**TASK OBJECTIVE:**
Take every line that has the string "title" and copy it out.

-- -- --

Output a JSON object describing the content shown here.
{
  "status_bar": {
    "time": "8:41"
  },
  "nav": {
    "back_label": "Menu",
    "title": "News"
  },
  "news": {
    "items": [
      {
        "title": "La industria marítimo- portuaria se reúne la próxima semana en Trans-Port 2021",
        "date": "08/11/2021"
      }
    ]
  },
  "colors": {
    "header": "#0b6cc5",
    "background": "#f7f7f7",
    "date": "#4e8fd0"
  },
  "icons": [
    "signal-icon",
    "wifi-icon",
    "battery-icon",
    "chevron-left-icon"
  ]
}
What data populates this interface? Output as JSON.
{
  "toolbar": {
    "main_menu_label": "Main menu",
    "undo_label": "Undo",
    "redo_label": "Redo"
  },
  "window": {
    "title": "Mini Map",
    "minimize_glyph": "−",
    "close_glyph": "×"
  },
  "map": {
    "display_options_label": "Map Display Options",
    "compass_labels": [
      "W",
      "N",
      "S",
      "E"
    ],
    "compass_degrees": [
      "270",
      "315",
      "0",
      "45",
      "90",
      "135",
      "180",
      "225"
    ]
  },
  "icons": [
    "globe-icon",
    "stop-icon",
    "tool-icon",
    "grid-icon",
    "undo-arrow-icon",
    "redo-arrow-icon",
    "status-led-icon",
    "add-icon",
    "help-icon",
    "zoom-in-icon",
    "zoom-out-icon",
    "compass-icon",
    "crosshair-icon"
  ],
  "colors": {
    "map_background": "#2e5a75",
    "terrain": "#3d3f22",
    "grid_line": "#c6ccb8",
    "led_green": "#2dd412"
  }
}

-- -- --

**TASK RESPONSE:**
    "title": "News"
        "title": "La industria marítimo- portuaria se reúne la próxima semana en Trans-Port 2021",
    "title": "Mini Map",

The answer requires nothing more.